** BEGIN **

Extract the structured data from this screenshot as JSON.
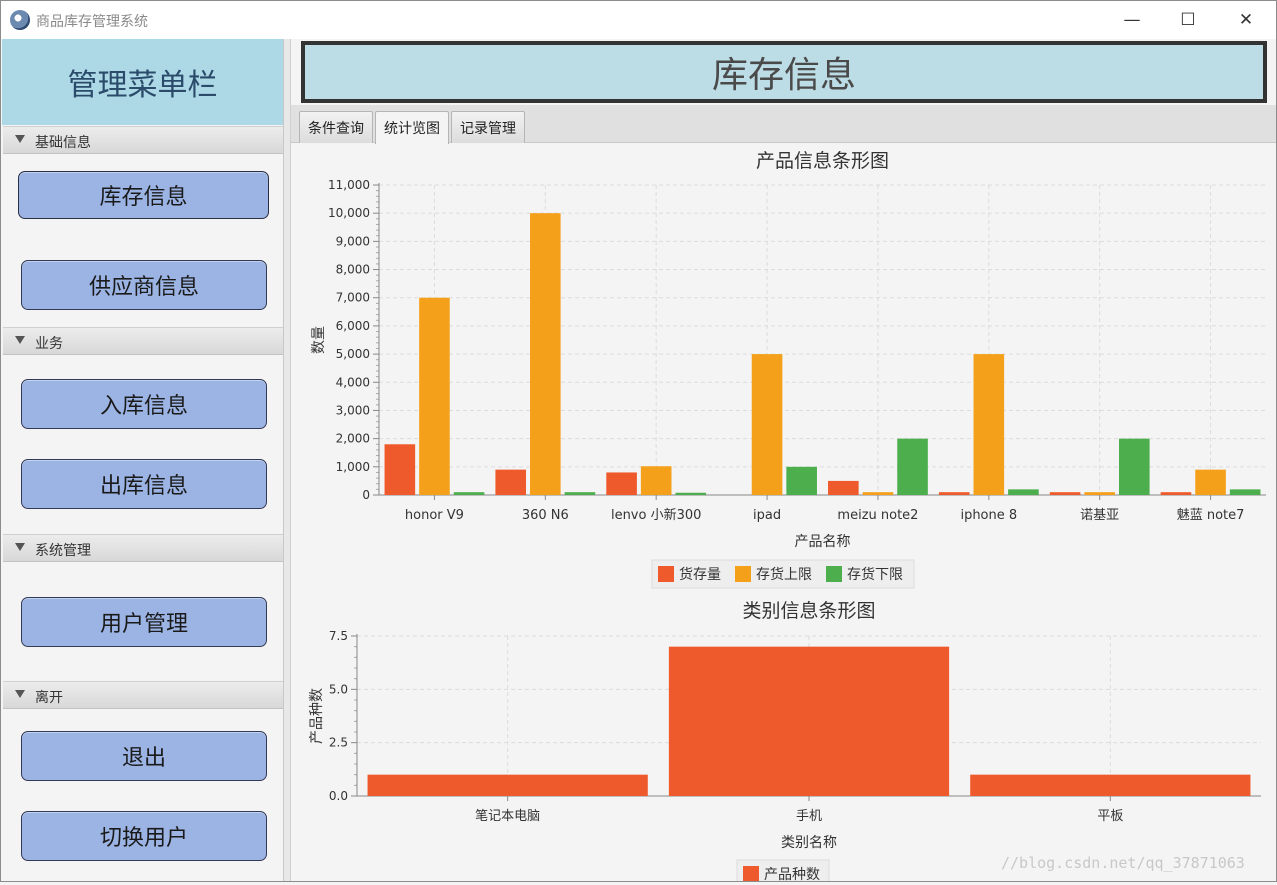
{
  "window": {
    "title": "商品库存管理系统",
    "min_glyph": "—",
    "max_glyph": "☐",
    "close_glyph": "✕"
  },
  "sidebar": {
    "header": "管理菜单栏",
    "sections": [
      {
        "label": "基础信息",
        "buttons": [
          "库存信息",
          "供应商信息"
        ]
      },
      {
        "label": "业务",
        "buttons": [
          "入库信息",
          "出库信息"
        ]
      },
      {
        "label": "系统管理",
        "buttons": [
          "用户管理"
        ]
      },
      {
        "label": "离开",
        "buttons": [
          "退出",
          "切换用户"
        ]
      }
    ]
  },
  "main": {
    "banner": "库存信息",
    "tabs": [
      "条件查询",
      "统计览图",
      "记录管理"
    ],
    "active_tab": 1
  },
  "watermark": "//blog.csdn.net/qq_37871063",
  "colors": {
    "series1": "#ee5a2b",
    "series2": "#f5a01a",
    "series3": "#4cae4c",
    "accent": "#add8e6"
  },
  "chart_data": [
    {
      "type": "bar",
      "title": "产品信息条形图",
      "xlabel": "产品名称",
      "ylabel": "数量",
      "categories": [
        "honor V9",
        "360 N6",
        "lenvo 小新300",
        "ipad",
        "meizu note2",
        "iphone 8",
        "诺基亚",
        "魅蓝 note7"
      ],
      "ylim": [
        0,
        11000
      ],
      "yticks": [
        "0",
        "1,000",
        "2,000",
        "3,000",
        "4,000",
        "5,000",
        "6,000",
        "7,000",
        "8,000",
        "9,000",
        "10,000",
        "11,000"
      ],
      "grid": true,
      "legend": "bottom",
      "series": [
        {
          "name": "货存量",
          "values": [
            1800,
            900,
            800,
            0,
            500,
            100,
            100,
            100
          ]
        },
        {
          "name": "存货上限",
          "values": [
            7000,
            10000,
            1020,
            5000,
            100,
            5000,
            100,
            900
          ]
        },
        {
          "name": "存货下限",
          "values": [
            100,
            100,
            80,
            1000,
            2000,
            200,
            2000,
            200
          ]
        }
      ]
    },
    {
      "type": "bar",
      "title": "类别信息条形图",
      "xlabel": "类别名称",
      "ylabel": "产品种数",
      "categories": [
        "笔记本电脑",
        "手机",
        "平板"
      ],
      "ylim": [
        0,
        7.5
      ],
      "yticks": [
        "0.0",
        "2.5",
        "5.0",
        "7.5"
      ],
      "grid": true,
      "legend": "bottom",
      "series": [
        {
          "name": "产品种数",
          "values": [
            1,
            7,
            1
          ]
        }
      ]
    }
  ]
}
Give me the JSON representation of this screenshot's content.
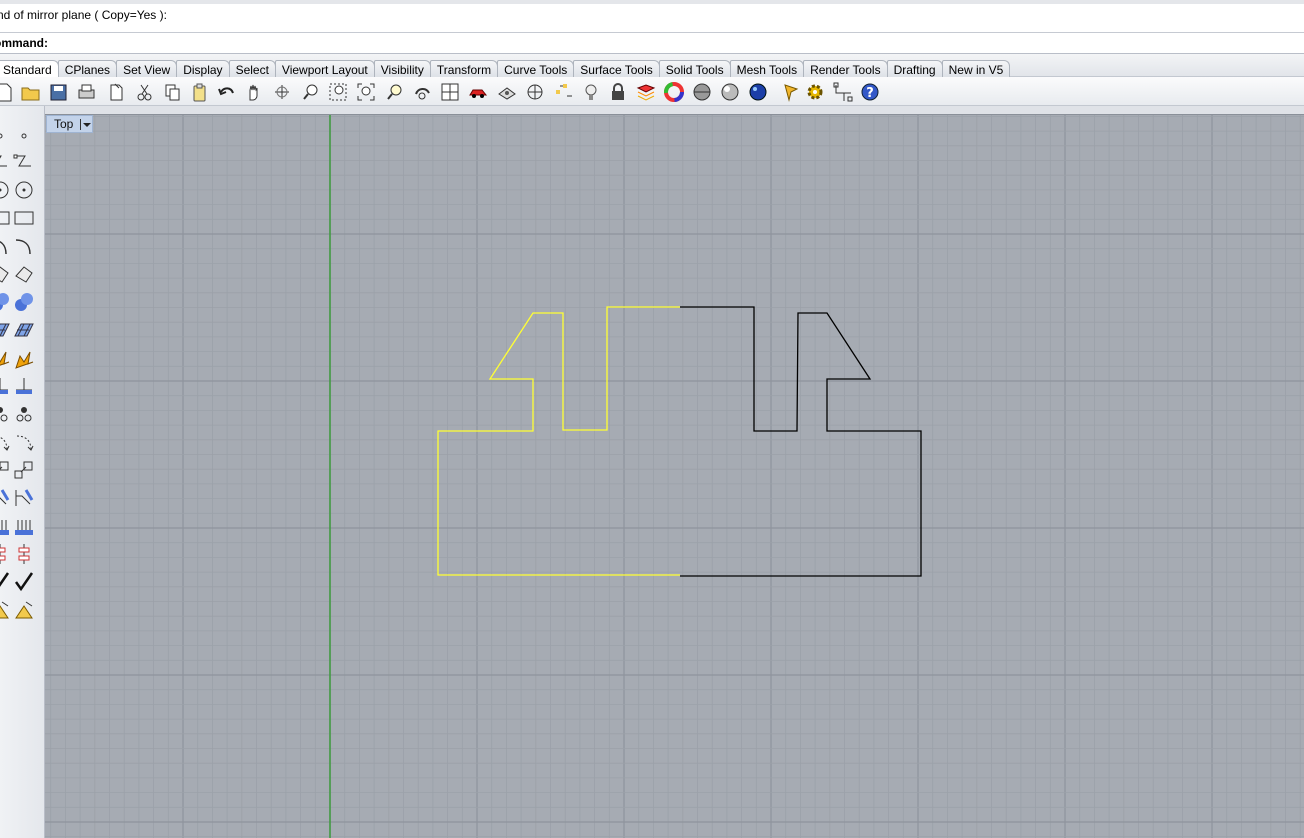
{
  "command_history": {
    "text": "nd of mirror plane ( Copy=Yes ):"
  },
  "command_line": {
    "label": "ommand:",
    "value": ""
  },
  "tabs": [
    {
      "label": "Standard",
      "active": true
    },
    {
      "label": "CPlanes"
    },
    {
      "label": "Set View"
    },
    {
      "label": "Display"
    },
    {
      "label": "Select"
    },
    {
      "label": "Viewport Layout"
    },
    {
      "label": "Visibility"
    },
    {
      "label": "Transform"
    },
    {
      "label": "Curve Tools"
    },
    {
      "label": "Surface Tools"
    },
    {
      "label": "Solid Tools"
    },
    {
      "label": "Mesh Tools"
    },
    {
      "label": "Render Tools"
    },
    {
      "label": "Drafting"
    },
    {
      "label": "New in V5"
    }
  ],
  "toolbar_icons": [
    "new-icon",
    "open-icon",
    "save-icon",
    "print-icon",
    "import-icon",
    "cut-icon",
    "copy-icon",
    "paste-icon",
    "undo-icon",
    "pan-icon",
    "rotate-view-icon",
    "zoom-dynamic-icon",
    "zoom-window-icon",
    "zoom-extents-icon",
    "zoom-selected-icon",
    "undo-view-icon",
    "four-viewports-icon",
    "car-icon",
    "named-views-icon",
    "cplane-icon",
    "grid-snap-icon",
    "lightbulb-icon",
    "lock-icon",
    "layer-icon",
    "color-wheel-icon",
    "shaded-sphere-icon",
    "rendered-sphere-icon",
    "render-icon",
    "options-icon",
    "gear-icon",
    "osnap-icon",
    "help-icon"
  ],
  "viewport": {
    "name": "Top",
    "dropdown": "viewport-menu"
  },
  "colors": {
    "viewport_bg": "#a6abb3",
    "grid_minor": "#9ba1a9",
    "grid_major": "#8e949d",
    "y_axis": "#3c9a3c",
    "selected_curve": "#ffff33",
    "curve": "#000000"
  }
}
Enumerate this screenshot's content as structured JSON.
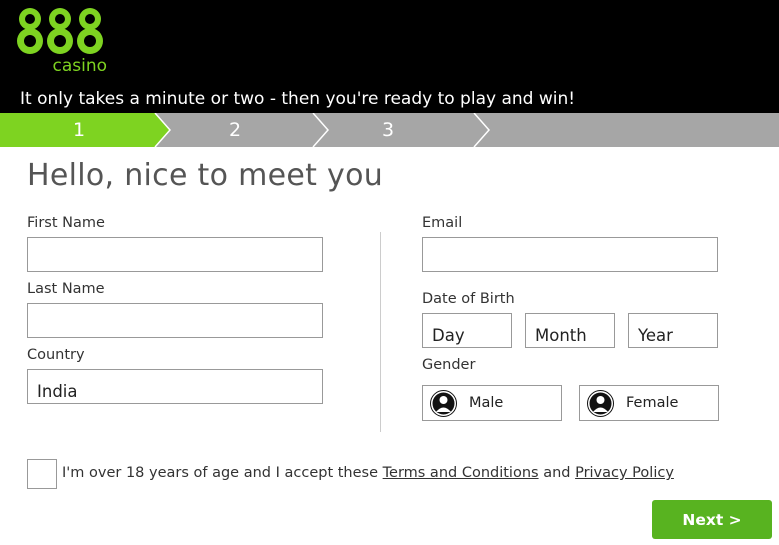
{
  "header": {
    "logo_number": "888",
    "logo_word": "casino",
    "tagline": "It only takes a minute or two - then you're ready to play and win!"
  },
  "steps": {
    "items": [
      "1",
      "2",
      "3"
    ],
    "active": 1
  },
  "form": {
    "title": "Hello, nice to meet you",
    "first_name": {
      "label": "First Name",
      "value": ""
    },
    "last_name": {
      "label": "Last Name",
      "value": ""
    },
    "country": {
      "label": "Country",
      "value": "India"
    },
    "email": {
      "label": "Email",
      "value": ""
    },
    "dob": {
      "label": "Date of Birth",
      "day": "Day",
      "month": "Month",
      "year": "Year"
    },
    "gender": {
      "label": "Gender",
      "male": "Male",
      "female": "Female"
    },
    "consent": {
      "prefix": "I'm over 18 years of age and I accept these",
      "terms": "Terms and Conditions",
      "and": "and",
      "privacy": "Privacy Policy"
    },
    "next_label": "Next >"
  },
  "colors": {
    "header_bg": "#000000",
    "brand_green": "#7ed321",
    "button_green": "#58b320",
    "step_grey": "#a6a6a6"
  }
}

** END **

■ **Written instruction**
Reproduce each line exactly as it appears, omitting the pictures.

■ **Finished exercise**
Extract the structured data from this screenshot as JSON.
{
  "window": {
    "title": "商品库存管理系统",
    "min_glyph": "—",
    "max_glyph": "☐",
    "close_glyph": "✕"
  },
  "sidebar": {
    "header": "管理菜单栏",
    "sections": [
      {
        "label": "基础信息",
        "buttons": [
          "库存信息",
          "供应商信息"
        ]
      },
      {
        "label": "业务",
        "buttons": [
          "入库信息",
          "出库信息"
        ]
      },
      {
        "label": "系统管理",
        "buttons": [
          "用户管理"
        ]
      },
      {
        "label": "离开",
        "buttons": [
          "退出",
          "切换用户"
        ]
      }
    ]
  },
  "main": {
    "banner": "库存信息",
    "tabs": [
      "条件查询",
      "统计览图",
      "记录管理"
    ],
    "active_tab": 1
  },
  "watermark": "//blog.csdn.net/qq_37871063",
  "colors": {
    "series1": "#ee5a2b",
    "series2": "#f5a01a",
    "series3": "#4cae4c",
    "accent": "#add8e6"
  },
  "chart_data": [
    {
      "type": "bar",
      "title": "产品信息条形图",
      "xlabel": "产品名称",
      "ylabel": "数量",
      "categories": [
        "honor V9",
        "360 N6",
        "lenvo 小新300",
        "ipad",
        "meizu note2",
        "iphone 8",
        "诺基亚",
        "魅蓝 note7"
      ],
      "ylim": [
        0,
        11000
      ],
      "yticks": [
        "0",
        "1,000",
        "2,000",
        "3,000",
        "4,000",
        "5,000",
        "6,000",
        "7,000",
        "8,000",
        "9,000",
        "10,000",
        "11,000"
      ],
      "grid": true,
      "legend": "bottom",
      "series": [
        {
          "name": "货存量",
          "values": [
            1800,
            900,
            800,
            0,
            500,
            100,
            100,
            100
          ]
        },
        {
          "name": "存货上限",
          "values": [
            7000,
            10000,
            1020,
            5000,
            100,
            5000,
            100,
            900
          ]
        },
        {
          "name": "存货下限",
          "values": [
            100,
            100,
            80,
            1000,
            2000,
            200,
            2000,
            200
          ]
        }
      ]
    },
    {
      "type": "bar",
      "title": "类别信息条形图",
      "xlabel": "类别名称",
      "ylabel": "产品种数",
      "categories": [
        "笔记本电脑",
        "手机",
        "平板"
      ],
      "ylim": [
        0,
        7.5
      ],
      "yticks": [
        "0.0",
        "2.5",
        "5.0",
        "7.5"
      ],
      "grid": true,
      "legend": "bottom",
      "series": [
        {
          "name": "产品种数",
          "values": [
            1,
            7,
            1
          ]
        }
      ]
    }
  ]
}
Give me the JSON representation of this screenshot's content.
{
  "command_history": {
    "text": "nd of mirror plane ( Copy=Yes ):"
  },
  "command_line": {
    "label": "ommand:",
    "value": ""
  },
  "tabs": [
    {
      "label": "Standard",
      "active": true
    },
    {
      "label": "CPlanes"
    },
    {
      "label": "Set View"
    },
    {
      "label": "Display"
    },
    {
      "label": "Select"
    },
    {
      "label": "Viewport Layout"
    },
    {
      "label": "Visibility"
    },
    {
      "label": "Transform"
    },
    {
      "label": "Curve Tools"
    },
    {
      "label": "Surface Tools"
    },
    {
      "label": "Solid Tools"
    },
    {
      "label": "Mesh Tools"
    },
    {
      "label": "Render Tools"
    },
    {
      "label": "Drafting"
    },
    {
      "label": "New in V5"
    }
  ],
  "toolbar_icons": [
    "new-icon",
    "open-icon",
    "save-icon",
    "print-icon",
    "import-icon",
    "cut-icon",
    "copy-icon",
    "paste-icon",
    "undo-icon",
    "pan-icon",
    "rotate-view-icon",
    "zoom-dynamic-icon",
    "zoom-window-icon",
    "zoom-extents-icon",
    "zoom-selected-icon",
    "undo-view-icon",
    "four-viewports-icon",
    "car-icon",
    "named-views-icon",
    "cplane-icon",
    "grid-snap-icon",
    "lightbulb-icon",
    "lock-icon",
    "layer-icon",
    "color-wheel-icon",
    "shaded-sphere-icon",
    "rendered-sphere-icon",
    "render-icon",
    "options-icon",
    "gear-icon",
    "osnap-icon",
    "help-icon"
  ],
  "viewport": {
    "name": "Top",
    "dropdown": "viewport-menu"
  },
  "colors": {
    "viewport_bg": "#a6abb3",
    "grid_minor": "#9ba1a9",
    "grid_major": "#8e949d",
    "y_axis": "#3c9a3c",
    "selected_curve": "#ffff33",
    "curve": "#000000"
  }
}
Enumerate this screenshot's content as structured JSON.
{
  "header": {
    "logo_number": "888",
    "logo_word": "casino",
    "tagline": "It only takes a minute or two - then you're ready to play and win!"
  },
  "steps": {
    "items": [
      "1",
      "2",
      "3"
    ],
    "active": 1
  },
  "form": {
    "title": "Hello, nice to meet you",
    "first_name": {
      "label": "First Name",
      "value": ""
    },
    "last_name": {
      "label": "Last Name",
      "value": ""
    },
    "country": {
      "label": "Country",
      "value": "India"
    },
    "email": {
      "label": "Email",
      "value": ""
    },
    "dob": {
      "label": "Date of Birth",
      "day": "Day",
      "month": "Month",
      "year": "Year"
    },
    "gender": {
      "label": "Gender",
      "male": "Male",
      "female": "Female"
    },
    "consent": {
      "prefix": "I'm over 18 years of age and I accept these",
      "terms": "Terms and Conditions",
      "and": "and",
      "privacy": "Privacy Policy"
    },
    "next_label": "Next >"
  },
  "colors": {
    "header_bg": "#000000",
    "brand_green": "#7ed321",
    "button_green": "#58b320",
    "step_grey": "#a6a6a6"
  }
}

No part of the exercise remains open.